Search the listing for the string "title" and copy every line that contains it.

START INFORMATION SUPPLIED

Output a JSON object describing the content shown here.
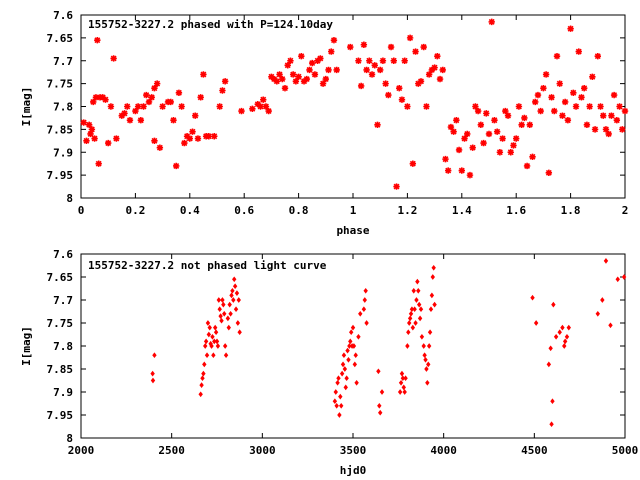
{
  "chart_data": [
    {
      "type": "scatter",
      "title": "155752-3227.2 phased with P=124.10day",
      "xlabel": "phase",
      "ylabel": "I[mag]",
      "xlim": [
        0,
        2
      ],
      "ylim": [
        7.6,
        8
      ],
      "y_inverted": true,
      "grid": false,
      "marker_color": "#ff0000",
      "marker": "star",
      "x_ticks": [
        "0",
        "0.2",
        "0.4",
        "0.6",
        "0.8",
        "1",
        "1.2",
        "1.4",
        "1.6",
        "1.8",
        "2"
      ],
      "y_ticks": [
        "7.6",
        "7.65",
        "7.7",
        "7.75",
        "7.8",
        "7.85",
        "7.9",
        "7.95",
        "8"
      ],
      "points": [
        [
          0.01,
          7.835
        ],
        [
          0.02,
          7.875
        ],
        [
          0.03,
          7.84
        ],
        [
          0.035,
          7.86
        ],
        [
          0.04,
          7.85
        ],
        [
          0.045,
          7.79
        ],
        [
          0.05,
          7.87
        ],
        [
          0.055,
          7.78
        ],
        [
          0.06,
          7.655
        ],
        [
          0.065,
          7.925
        ],
        [
          0.07,
          7.78
        ],
        [
          0.08,
          7.78
        ],
        [
          0.09,
          7.785
        ],
        [
          0.1,
          7.88
        ],
        [
          0.11,
          7.8
        ],
        [
          0.12,
          7.695
        ],
        [
          0.13,
          7.87
        ],
        [
          0.15,
          7.82
        ],
        [
          0.16,
          7.815
        ],
        [
          0.17,
          7.8
        ],
        [
          0.18,
          7.83
        ],
        [
          0.2,
          7.81
        ],
        [
          0.21,
          7.8
        ],
        [
          0.22,
          7.83
        ],
        [
          0.23,
          7.8
        ],
        [
          0.24,
          7.775
        ],
        [
          0.25,
          7.79
        ],
        [
          0.26,
          7.78
        ],
        [
          0.27,
          7.76
        ],
        [
          0.27,
          7.875
        ],
        [
          0.28,
          7.75
        ],
        [
          0.29,
          7.89
        ],
        [
          0.3,
          7.8
        ],
        [
          0.32,
          7.79
        ],
        [
          0.33,
          7.79
        ],
        [
          0.34,
          7.83
        ],
        [
          0.35,
          7.93
        ],
        [
          0.36,
          7.77
        ],
        [
          0.37,
          7.8
        ],
        [
          0.38,
          7.88
        ],
        [
          0.39,
          7.865
        ],
        [
          0.4,
          7.87
        ],
        [
          0.41,
          7.855
        ],
        [
          0.42,
          7.82
        ],
        [
          0.43,
          7.87
        ],
        [
          0.44,
          7.78
        ],
        [
          0.45,
          7.73
        ],
        [
          0.46,
          7.865
        ],
        [
          0.47,
          7.865
        ],
        [
          0.49,
          7.865
        ],
        [
          0.51,
          7.8
        ],
        [
          0.52,
          7.765
        ],
        [
          0.53,
          7.745
        ],
        [
          0.59,
          7.81
        ],
        [
          0.63,
          7.805
        ],
        [
          0.65,
          7.795
        ],
        [
          0.66,
          7.8
        ],
        [
          0.67,
          7.785
        ],
        [
          0.68,
          7.8
        ],
        [
          0.69,
          7.81
        ],
        [
          0.7,
          7.735
        ],
        [
          0.71,
          7.74
        ],
        [
          0.72,
          7.745
        ],
        [
          0.73,
          7.73
        ],
        [
          0.74,
          7.74
        ],
        [
          0.75,
          7.76
        ],
        [
          0.76,
          7.71
        ],
        [
          0.77,
          7.7
        ],
        [
          0.78,
          7.73
        ],
        [
          0.79,
          7.745
        ],
        [
          0.8,
          7.735
        ],
        [
          0.81,
          7.69
        ],
        [
          0.82,
          7.745
        ],
        [
          0.83,
          7.74
        ],
        [
          0.84,
          7.72
        ],
        [
          0.85,
          7.705
        ],
        [
          0.86,
          7.73
        ],
        [
          0.87,
          7.7
        ],
        [
          0.88,
          7.695
        ],
        [
          0.89,
          7.75
        ],
        [
          0.9,
          7.74
        ],
        [
          0.91,
          7.72
        ],
        [
          0.92,
          7.68
        ],
        [
          0.93,
          7.655
        ],
        [
          0.94,
          7.72
        ],
        [
          0.99,
          7.67
        ],
        [
          1.02,
          7.7
        ],
        [
          1.03,
          7.755
        ],
        [
          1.04,
          7.665
        ],
        [
          1.05,
          7.72
        ],
        [
          1.06,
          7.7
        ],
        [
          1.07,
          7.73
        ],
        [
          1.08,
          7.71
        ],
        [
          1.09,
          7.84
        ],
        [
          1.1,
          7.72
        ],
        [
          1.11,
          7.7
        ],
        [
          1.12,
          7.75
        ],
        [
          1.13,
          7.775
        ],
        [
          1.14,
          7.67
        ],
        [
          1.15,
          7.7
        ],
        [
          1.16,
          7.975
        ],
        [
          1.17,
          7.76
        ],
        [
          1.18,
          7.785
        ],
        [
          1.19,
          7.7
        ],
        [
          1.2,
          7.8
        ],
        [
          1.21,
          7.65
        ],
        [
          1.22,
          7.925
        ],
        [
          1.23,
          7.68
        ],
        [
          1.24,
          7.75
        ],
        [
          1.25,
          7.745
        ],
        [
          1.26,
          7.67
        ],
        [
          1.27,
          7.8
        ],
        [
          1.28,
          7.73
        ],
        [
          1.29,
          7.72
        ],
        [
          1.3,
          7.715
        ],
        [
          1.31,
          7.69
        ],
        [
          1.32,
          7.74
        ],
        [
          1.33,
          7.72
        ],
        [
          1.34,
          7.915
        ],
        [
          1.35,
          7.94
        ],
        [
          1.36,
          7.845
        ],
        [
          1.37,
          7.855
        ],
        [
          1.38,
          7.83
        ],
        [
          1.39,
          7.895
        ],
        [
          1.4,
          7.94
        ],
        [
          1.41,
          7.87
        ],
        [
          1.42,
          7.86
        ],
        [
          1.43,
          7.95
        ],
        [
          1.44,
          7.89
        ],
        [
          1.45,
          7.8
        ],
        [
          1.46,
          7.81
        ],
        [
          1.47,
          7.84
        ],
        [
          1.48,
          7.88
        ],
        [
          1.49,
          7.815
        ],
        [
          1.5,
          7.86
        ],
        [
          1.51,
          7.615
        ],
        [
          1.52,
          7.83
        ],
        [
          1.53,
          7.855
        ],
        [
          1.54,
          7.9
        ],
        [
          1.55,
          7.87
        ],
        [
          1.56,
          7.81
        ],
        [
          1.57,
          7.82
        ],
        [
          1.58,
          7.9
        ],
        [
          1.59,
          7.885
        ],
        [
          1.6,
          7.87
        ],
        [
          1.61,
          7.8
        ],
        [
          1.62,
          7.84
        ],
        [
          1.63,
          7.825
        ],
        [
          1.64,
          7.93
        ],
        [
          1.65,
          7.84
        ],
        [
          1.66,
          7.91
        ],
        [
          1.67,
          7.79
        ],
        [
          1.68,
          7.775
        ],
        [
          1.69,
          7.81
        ],
        [
          1.7,
          7.76
        ],
        [
          1.71,
          7.73
        ],
        [
          1.72,
          7.945
        ],
        [
          1.73,
          7.78
        ],
        [
          1.74,
          7.81
        ],
        [
          1.75,
          7.69
        ],
        [
          1.76,
          7.75
        ],
        [
          1.77,
          7.82
        ],
        [
          1.78,
          7.79
        ],
        [
          1.79,
          7.83
        ],
        [
          1.8,
          7.63
        ],
        [
          1.81,
          7.77
        ],
        [
          1.82,
          7.8
        ],
        [
          1.83,
          7.68
        ],
        [
          1.84,
          7.78
        ],
        [
          1.85,
          7.76
        ],
        [
          1.86,
          7.84
        ],
        [
          1.87,
          7.8
        ],
        [
          1.88,
          7.735
        ],
        [
          1.89,
          7.85
        ],
        [
          1.9,
          7.69
        ],
        [
          1.91,
          7.8
        ],
        [
          1.92,
          7.82
        ],
        [
          1.93,
          7.85
        ],
        [
          1.94,
          7.86
        ],
        [
          1.95,
          7.82
        ],
        [
          1.96,
          7.775
        ],
        [
          1.97,
          7.83
        ],
        [
          1.98,
          7.8
        ],
        [
          1.99,
          7.85
        ],
        [
          2.0,
          7.81
        ]
      ]
    },
    {
      "type": "scatter",
      "title": "155752-3227.2 not phased light curve",
      "xlabel": "hjd0",
      "ylabel": "I[mag]",
      "xlim": [
        2000,
        5000
      ],
      "ylim": [
        7.6,
        8
      ],
      "y_inverted": true,
      "grid": false,
      "marker_color": "#ff0000",
      "marker": "diamond",
      "x_ticks": [
        "2000",
        "2500",
        "3000",
        "3500",
        "4000",
        "4500",
        "5000"
      ],
      "y_ticks": [
        "7.6",
        "7.65",
        "7.7",
        "7.75",
        "7.8",
        "7.85",
        "7.9",
        "7.95",
        "8"
      ],
      "points": [
        [
          2395,
          7.86
        ],
        [
          2397,
          7.875
        ],
        [
          2405,
          7.82
        ],
        [
          2660,
          7.905
        ],
        [
          2665,
          7.885
        ],
        [
          2670,
          7.87
        ],
        [
          2675,
          7.86
        ],
        [
          2680,
          7.84
        ],
        [
          2685,
          7.8
        ],
        [
          2690,
          7.79
        ],
        [
          2695,
          7.82
        ],
        [
          2700,
          7.75
        ],
        [
          2705,
          7.775
        ],
        [
          2710,
          7.76
        ],
        [
          2715,
          7.795
        ],
        [
          2720,
          7.8
        ],
        [
          2725,
          7.78
        ],
        [
          2730,
          7.82
        ],
        [
          2735,
          7.79
        ],
        [
          2740,
          7.76
        ],
        [
          2745,
          7.77
        ],
        [
          2750,
          7.79
        ],
        [
          2755,
          7.8
        ],
        [
          2760,
          7.7
        ],
        [
          2765,
          7.72
        ],
        [
          2770,
          7.735
        ],
        [
          2775,
          7.745
        ],
        [
          2780,
          7.7
        ],
        [
          2785,
          7.71
        ],
        [
          2790,
          7.73
        ],
        [
          2795,
          7.8
        ],
        [
          2800,
          7.82
        ],
        [
          2810,
          7.74
        ],
        [
          2815,
          7.76
        ],
        [
          2820,
          7.71
        ],
        [
          2825,
          7.73
        ],
        [
          2830,
          7.69
        ],
        [
          2835,
          7.68
        ],
        [
          2840,
          7.7
        ],
        [
          2845,
          7.655
        ],
        [
          2850,
          7.67
        ],
        [
          2855,
          7.72
        ],
        [
          2860,
          7.685
        ],
        [
          2865,
          7.75
        ],
        [
          2870,
          7.7
        ],
        [
          2875,
          7.77
        ],
        [
          3400,
          7.92
        ],
        [
          3405,
          7.9
        ],
        [
          3410,
          7.93
        ],
        [
          3415,
          7.88
        ],
        [
          3420,
          7.87
        ],
        [
          3425,
          7.95
        ],
        [
          3430,
          7.91
        ],
        [
          3435,
          7.93
        ],
        [
          3440,
          7.86
        ],
        [
          3445,
          7.84
        ],
        [
          3450,
          7.82
        ],
        [
          3455,
          7.85
        ],
        [
          3460,
          7.89
        ],
        [
          3465,
          7.87
        ],
        [
          3470,
          7.81
        ],
        [
          3475,
          7.83
        ],
        [
          3480,
          7.8
        ],
        [
          3485,
          7.79
        ],
        [
          3490,
          7.77
        ],
        [
          3495,
          7.8
        ],
        [
          3500,
          7.76
        ],
        [
          3505,
          7.8
        ],
        [
          3510,
          7.84
        ],
        [
          3515,
          7.82
        ],
        [
          3520,
          7.88
        ],
        [
          3530,
          7.78
        ],
        [
          3540,
          7.73
        ],
        [
          3560,
          7.72
        ],
        [
          3565,
          7.7
        ],
        [
          3570,
          7.68
        ],
        [
          3575,
          7.75
        ],
        [
          3640,
          7.855
        ],
        [
          3645,
          7.93
        ],
        [
          3650,
          7.945
        ],
        [
          3660,
          7.9
        ],
        [
          3760,
          7.9
        ],
        [
          3765,
          7.88
        ],
        [
          3770,
          7.86
        ],
        [
          3775,
          7.87
        ],
        [
          3780,
          7.89
        ],
        [
          3785,
          7.9
        ],
        [
          3790,
          7.87
        ],
        [
          3800,
          7.8
        ],
        [
          3805,
          7.77
        ],
        [
          3810,
          7.75
        ],
        [
          3815,
          7.74
        ],
        [
          3820,
          7.73
        ],
        [
          3825,
          7.72
        ],
        [
          3830,
          7.76
        ],
        [
          3835,
          7.68
        ],
        [
          3840,
          7.72
        ],
        [
          3845,
          7.75
        ],
        [
          3850,
          7.7
        ],
        [
          3855,
          7.66
        ],
        [
          3860,
          7.68
        ],
        [
          3865,
          7.71
        ],
        [
          3870,
          7.74
        ],
        [
          3875,
          7.72
        ],
        [
          3880,
          7.78
        ],
        [
          3890,
          7.8
        ],
        [
          3895,
          7.82
        ],
        [
          3900,
          7.83
        ],
        [
          3905,
          7.85
        ],
        [
          3910,
          7.88
        ],
        [
          3915,
          7.84
        ],
        [
          3920,
          7.8
        ],
        [
          3925,
          7.77
        ],
        [
          3930,
          7.72
        ],
        [
          3935,
          7.69
        ],
        [
          3940,
          7.65
        ],
        [
          3945,
          7.63
        ],
        [
          3950,
          7.71
        ],
        [
          4490,
          7.695
        ],
        [
          4510,
          7.75
        ],
        [
          4580,
          7.84
        ],
        [
          4590,
          7.805
        ],
        [
          4595,
          7.97
        ],
        [
          4600,
          7.92
        ],
        [
          4605,
          7.71
        ],
        [
          4620,
          7.78
        ],
        [
          4640,
          7.77
        ],
        [
          4655,
          7.76
        ],
        [
          4665,
          7.8
        ],
        [
          4670,
          7.79
        ],
        [
          4680,
          7.78
        ],
        [
          4690,
          7.76
        ],
        [
          4850,
          7.73
        ],
        [
          4875,
          7.7
        ],
        [
          4895,
          7.615
        ],
        [
          4920,
          7.755
        ],
        [
          4960,
          7.655
        ],
        [
          4995,
          7.65
        ]
      ]
    }
  ]
}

END INFORMATION SUPPLIED

▶ **RESULT BELOW**:
      "title": "155752-3227.2 phased with P=124.10day",
      "title": "155752-3227.2 not phased light curve",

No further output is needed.